■ Do this
For the material that follows, list every line containing the word "JSON".

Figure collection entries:
──────────

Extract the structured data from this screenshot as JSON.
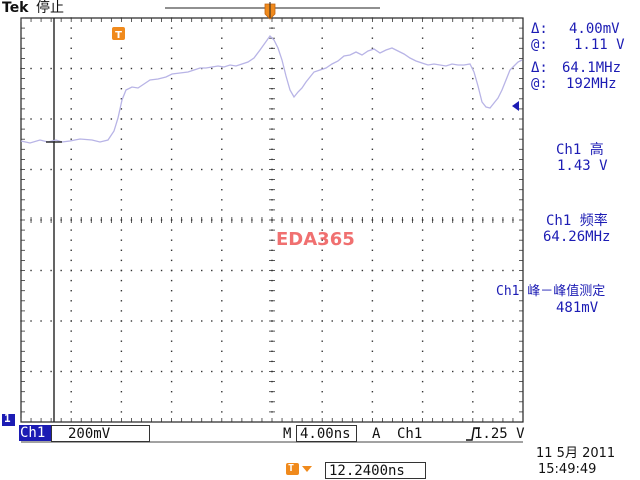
{
  "header": {
    "brand": "Tek",
    "state": "停止"
  },
  "right_panel": {
    "cursor_dv_label": "Δ:",
    "cursor_dv_value": "4.00mV",
    "cursor_v_label": "@:",
    "cursor_v_value": "1.11 V",
    "cursor_df_label": "Δ:",
    "cursor_df_value": "64.1MHz",
    "cursor_f_label": "@:",
    "cursor_f_value": "192MHz",
    "meas1_title": "Ch1 高",
    "meas1_value": "1.43 V",
    "meas2_title": "Ch1 频率",
    "meas2_value": "64.26MHz",
    "meas3_title": "Ch1 峰－峰值测定",
    "meas3_value": "481mV"
  },
  "watermark": "EDA365",
  "bottom_bar": {
    "channel_marker": "1",
    "channel": "Ch1",
    "volts_per_div": "200mV",
    "timebase_label": "M",
    "timebase": "4.00ns",
    "trigger_mode": "A",
    "trigger_source": "Ch1",
    "trigger_slope_icon": "rising-edge-icon",
    "trigger_level": "1.25 V",
    "trigger_marker": "T",
    "trigger_offset": "12.2400ns",
    "date": "11 5月  2011",
    "time": "15:49:49"
  },
  "colors": {
    "trace": "#b8b4e6",
    "text": "#1c1cb4",
    "trigger": "#f08a1c",
    "watermark": "#f07070"
  }
}
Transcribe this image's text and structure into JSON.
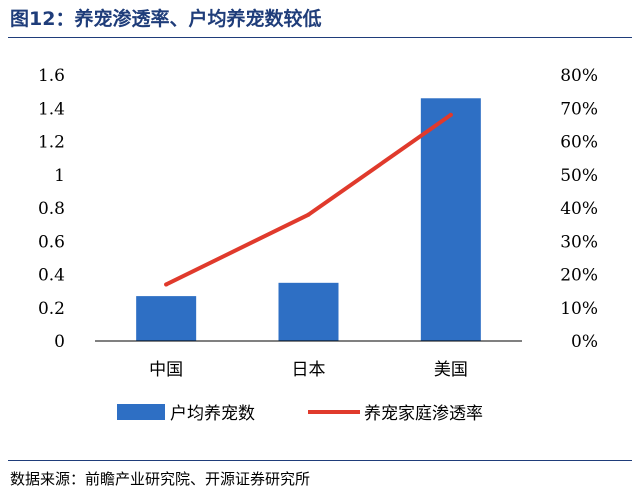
{
  "figure": {
    "title": "图12：养宠渗透率、户均养宠数较低",
    "source": "数据来源：前瞻产业研究院、开源证券研究所"
  },
  "chart_data": {
    "type": "bar",
    "categories": [
      "中国",
      "日本",
      "美国"
    ],
    "series": [
      {
        "name": "户均养宠数",
        "type": "bar",
        "axis": "left",
        "values": [
          0.27,
          0.35,
          1.46
        ],
        "color": "#2e6fc4"
      },
      {
        "name": "养宠家庭渗透率",
        "type": "line",
        "axis": "right",
        "values": [
          0.17,
          0.38,
          0.68
        ],
        "color": "#e03a2c"
      }
    ],
    "y_left": {
      "ylim": [
        0,
        1.6
      ],
      "ticks": [
        "0",
        "0.2",
        "0.4",
        "0.6",
        "0.8",
        "1",
        "1.2",
        "1.4",
        "1.6"
      ]
    },
    "y_right": {
      "ylim": [
        0,
        0.8
      ],
      "ticks": [
        "0%",
        "10%",
        "20%",
        "30%",
        "40%",
        "50%",
        "60%",
        "70%",
        "80%"
      ]
    },
    "legend": "bottom",
    "grid": false
  }
}
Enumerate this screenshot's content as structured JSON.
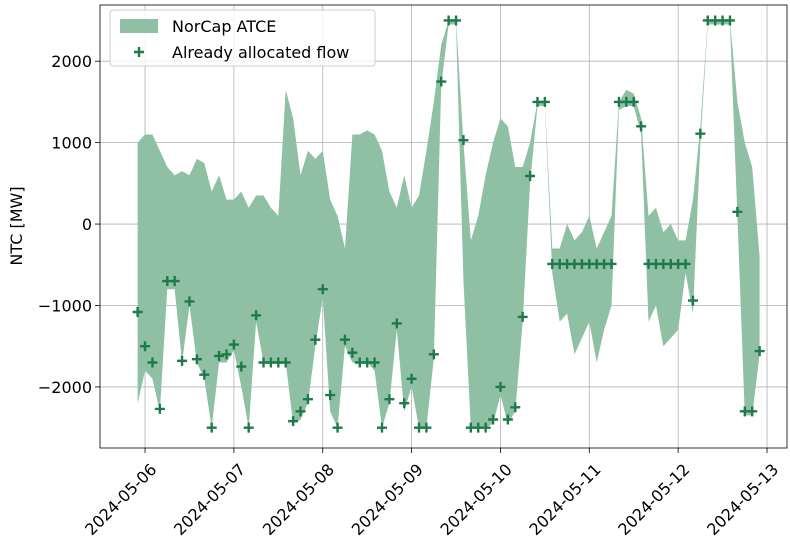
{
  "chart_data": {
    "type": "area",
    "ylabel": "NTC [MW]",
    "x": [
      "2024-05-05T22:00",
      "2024-05-06T00:00",
      "2024-05-06T02:00",
      "2024-05-06T04:00",
      "2024-05-06T06:00",
      "2024-05-06T08:00",
      "2024-05-06T10:00",
      "2024-05-06T12:00",
      "2024-05-06T14:00",
      "2024-05-06T16:00",
      "2024-05-06T18:00",
      "2024-05-06T20:00",
      "2024-05-06T22:00",
      "2024-05-07T00:00",
      "2024-05-07T02:00",
      "2024-05-07T04:00",
      "2024-05-07T06:00",
      "2024-05-07T08:00",
      "2024-05-07T10:00",
      "2024-05-07T12:00",
      "2024-05-07T14:00",
      "2024-05-07T16:00",
      "2024-05-07T18:00",
      "2024-05-07T20:00",
      "2024-05-07T22:00",
      "2024-05-08T00:00",
      "2024-05-08T02:00",
      "2024-05-08T04:00",
      "2024-05-08T06:00",
      "2024-05-08T08:00",
      "2024-05-08T10:00",
      "2024-05-08T12:00",
      "2024-05-08T14:00",
      "2024-05-08T16:00",
      "2024-05-08T18:00",
      "2024-05-08T20:00",
      "2024-05-08T22:00",
      "2024-05-09T00:00",
      "2024-05-09T02:00",
      "2024-05-09T04:00",
      "2024-05-09T06:00",
      "2024-05-09T08:00",
      "2024-05-09T10:00",
      "2024-05-09T12:00",
      "2024-05-09T14:00",
      "2024-05-09T16:00",
      "2024-05-09T18:00",
      "2024-05-09T20:00",
      "2024-05-09T22:00",
      "2024-05-10T00:00",
      "2024-05-10T02:00",
      "2024-05-10T04:00",
      "2024-05-10T06:00",
      "2024-05-10T08:00",
      "2024-05-10T10:00",
      "2024-05-10T12:00",
      "2024-05-10T14:00",
      "2024-05-10T16:00",
      "2024-05-10T18:00",
      "2024-05-10T20:00",
      "2024-05-10T22:00",
      "2024-05-11T00:00",
      "2024-05-11T02:00",
      "2024-05-11T04:00",
      "2024-05-11T06:00",
      "2024-05-11T08:00",
      "2024-05-11T10:00",
      "2024-05-11T12:00",
      "2024-05-11T14:00",
      "2024-05-11T16:00",
      "2024-05-11T18:00",
      "2024-05-11T20:00",
      "2024-05-11T22:00",
      "2024-05-12T00:00",
      "2024-05-12T02:00",
      "2024-05-12T04:00",
      "2024-05-12T06:00",
      "2024-05-12T08:00",
      "2024-05-12T10:00",
      "2024-05-12T12:00",
      "2024-05-12T14:00",
      "2024-05-12T16:00",
      "2024-05-12T18:00",
      "2024-05-12T20:00",
      "2024-05-12T22:00"
    ],
    "series": [
      {
        "name": "NorCap ATCE",
        "type": "area",
        "color": "#8fc0a4",
        "upper": [
          1000,
          1100,
          1100,
          900,
          700,
          600,
          650,
          600,
          800,
          750,
          400,
          600,
          300,
          300,
          400,
          200,
          350,
          350,
          200,
          100,
          1650,
          1300,
          600,
          900,
          800,
          900,
          300,
          100,
          -300,
          1100,
          1100,
          1150,
          1100,
          900,
          400,
          200,
          600,
          200,
          350,
          900,
          1500,
          2200,
          2500,
          2500,
          1000,
          -200,
          100,
          600,
          1000,
          1300,
          1200,
          700,
          700,
          1000,
          1500,
          1500,
          -300,
          -300,
          0,
          -200,
          -100,
          100,
          -300,
          -100,
          100,
          1500,
          1650,
          1600,
          1300,
          100,
          200,
          -100,
          0,
          -200,
          -200,
          300,
          1200,
          2500,
          2500,
          2500,
          2500,
          1500,
          1000,
          700,
          -400
        ],
        "lower": [
          -2200,
          -1800,
          -1900,
          -2300,
          -800,
          -800,
          -1700,
          -1000,
          -1700,
          -1900,
          -2500,
          -1700,
          -1700,
          -1550,
          -2000,
          -2500,
          -1200,
          -1700,
          -1700,
          -1700,
          -1700,
          -2450,
          -2400,
          -2200,
          -1500,
          -900,
          -2300,
          -2500,
          -1500,
          -1700,
          -1700,
          -1700,
          -1800,
          -2500,
          -2200,
          -1300,
          -2300,
          -2000,
          -2500,
          -2500,
          -1650,
          1700,
          2450,
          2450,
          -700,
          -2500,
          -2500,
          -2500,
          -2450,
          -2100,
          -2450,
          -2300,
          -1200,
          500,
          1450,
          1450,
          -600,
          -1200,
          -1100,
          -1600,
          -1400,
          -1200,
          -1700,
          -1300,
          -1000,
          1400,
          1450,
          1450,
          1100,
          -1200,
          -1000,
          -1500,
          -1400,
          -1300,
          -600,
          -1100,
          1000,
          2450,
          2450,
          2450,
          2450,
          100,
          -2350,
          -2350,
          -1600
        ]
      },
      {
        "name": "Already allocated flow",
        "type": "scatter",
        "color": "#1e7a4a",
        "values": [
          -1080,
          -1500,
          -1700,
          -2270,
          -700,
          -700,
          -1680,
          -950,
          -1660,
          -1850,
          -2500,
          -1620,
          -1600,
          -1480,
          -1750,
          -2500,
          -1120,
          -1700,
          -1700,
          -1700,
          -1700,
          -2420,
          -2300,
          -2150,
          -1420,
          -800,
          -2100,
          -2500,
          -1420,
          -1580,
          -1700,
          -1700,
          -1700,
          -2500,
          -2150,
          -1220,
          -2200,
          -1900,
          -2500,
          -2500,
          -1600,
          1750,
          2500,
          2500,
          1030,
          -2500,
          -2500,
          -2500,
          -2400,
          -2000,
          -2400,
          -2250,
          -1140,
          590,
          1500,
          1500,
          -490,
          -490,
          -490,
          -490,
          -490,
          -490,
          -490,
          -490,
          -490,
          1500,
          1500,
          1500,
          1200,
          -490,
          -490,
          -490,
          -490,
          -490,
          -490,
          -940,
          1110,
          2500,
          2500,
          2500,
          2500,
          150,
          -2300,
          -2300,
          -1560
        ]
      }
    ],
    "xlim": [
      "2024-05-05T11:50",
      "2024-05-13T05:24"
    ],
    "xticks": [
      "2024-05-06",
      "2024-05-07",
      "2024-05-08",
      "2024-05-09",
      "2024-05-10",
      "2024-05-11",
      "2024-05-12",
      "2024-05-13"
    ],
    "ylim": [
      -2750,
      2690
    ],
    "yticks": [
      {
        "value": -2000,
        "label": "−2000"
      },
      {
        "value": -1000,
        "label": "−1000"
      },
      0,
      1000,
      2000
    ],
    "grid": true,
    "legend": "upper left"
  }
}
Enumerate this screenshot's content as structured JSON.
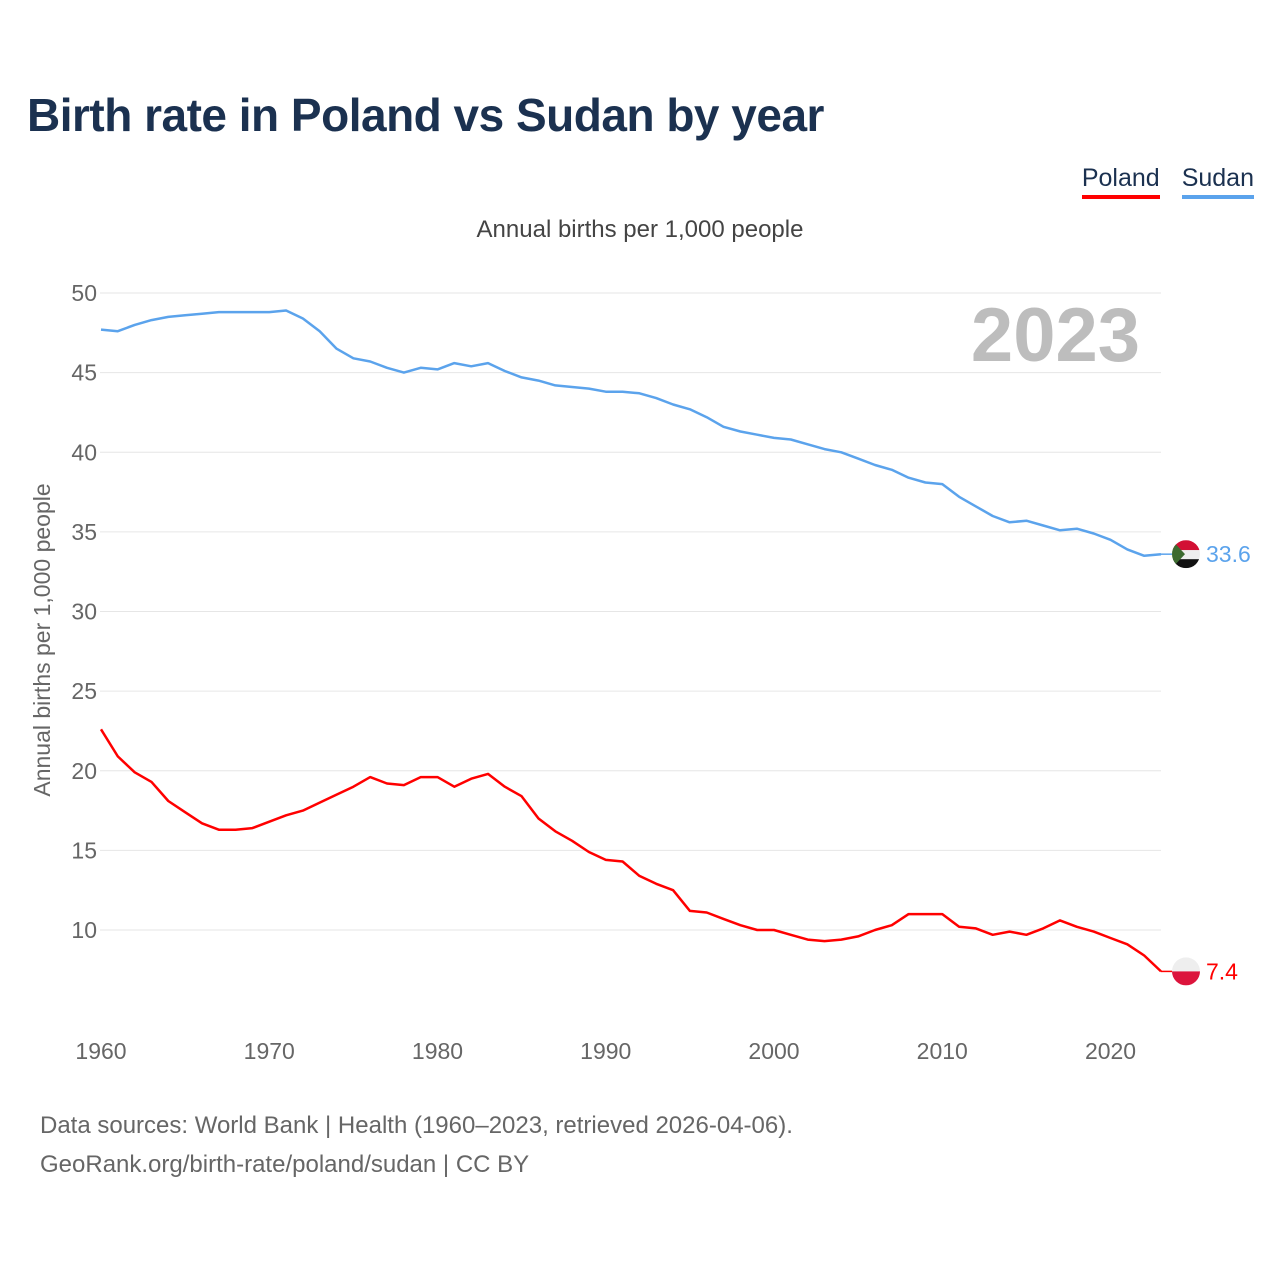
{
  "title": "Birth rate in Poland vs Sudan by year",
  "subtitle": "Annual births per 1,000 people",
  "footer": {
    "line1": "Data sources: World Bank | Health (1960–2023, retrieved 2026-04-06).",
    "line2": "GeoRank.org/birth-rate/poland/sudan | CC BY"
  },
  "chart_data": {
    "type": "line",
    "title": "Birth rate in Poland vs Sudan by year",
    "ylabel": "Annual births per 1,000 people",
    "xlabel": "",
    "year_label": "2023",
    "xlim": [
      1960,
      2023
    ],
    "ylim": [
      5,
      50
    ],
    "yticks": [
      "10",
      "15",
      "20",
      "25",
      "30",
      "35",
      "40",
      "45",
      "50"
    ],
    "xticks": [
      "1960",
      "1970",
      "1980",
      "1990",
      "2000",
      "2010",
      "2020"
    ],
    "legend_placement": "top-right",
    "series": [
      {
        "name": "Poland",
        "color": "#ff0000",
        "end_label": "7.4",
        "values": [
          22.6,
          20.9,
          19.9,
          19.3,
          18.1,
          17.4,
          16.7,
          16.3,
          16.3,
          16.4,
          16.8,
          17.2,
          17.5,
          18.0,
          18.5,
          19.0,
          19.6,
          19.2,
          19.1,
          19.6,
          19.6,
          19.0,
          19.5,
          19.8,
          19.0,
          18.4,
          17.0,
          16.2,
          15.6,
          14.9,
          14.4,
          14.3,
          13.4,
          12.9,
          12.5,
          11.2,
          11.1,
          10.7,
          10.3,
          10.0,
          10.0,
          9.7,
          9.4,
          9.3,
          9.4,
          9.6,
          10.0,
          10.3,
          11.0,
          11.0,
          11.0,
          10.2,
          10.1,
          9.7,
          9.9,
          9.7,
          10.1,
          10.6,
          10.2,
          9.9,
          9.5,
          9.1,
          8.4,
          7.4
        ]
      },
      {
        "name": "Sudan",
        "color": "#5ba3ec",
        "end_label": "33.6",
        "values": [
          47.7,
          47.6,
          48.0,
          48.3,
          48.5,
          48.6,
          48.7,
          48.8,
          48.8,
          48.8,
          48.8,
          48.9,
          48.4,
          47.6,
          46.5,
          45.9,
          45.7,
          45.3,
          45.0,
          45.3,
          45.2,
          45.6,
          45.4,
          45.6,
          45.1,
          44.7,
          44.5,
          44.2,
          44.1,
          44.0,
          43.8,
          43.8,
          43.7,
          43.4,
          43.0,
          42.7,
          42.2,
          41.6,
          41.3,
          41.1,
          40.9,
          40.8,
          40.5,
          40.2,
          40.0,
          39.6,
          39.2,
          38.9,
          38.4,
          38.1,
          38.0,
          37.2,
          36.6,
          36.0,
          35.6,
          35.7,
          35.4,
          35.1,
          35.2,
          34.9,
          34.5,
          33.9,
          33.5,
          33.6
        ]
      }
    ]
  }
}
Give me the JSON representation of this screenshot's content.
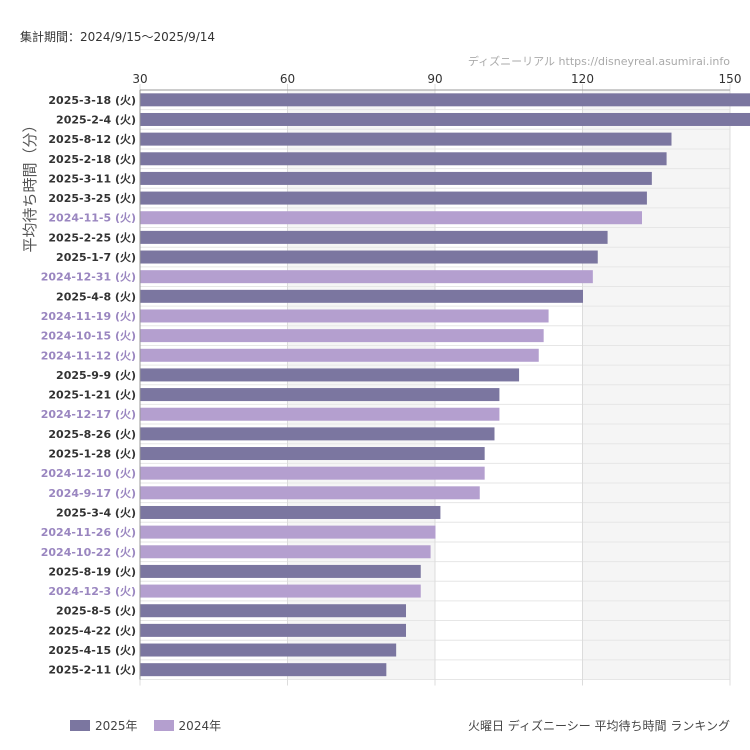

──────────

■ Solution for this problem
Extract the structured data from this screenshot as JSON.
Transcribe this image's text and structure into JSON.
Enumerate this screenshot's content as structured JSON.
Enumerate this screenshot's content as structured JSON.
Give me the JSON representation of this screenshot's content.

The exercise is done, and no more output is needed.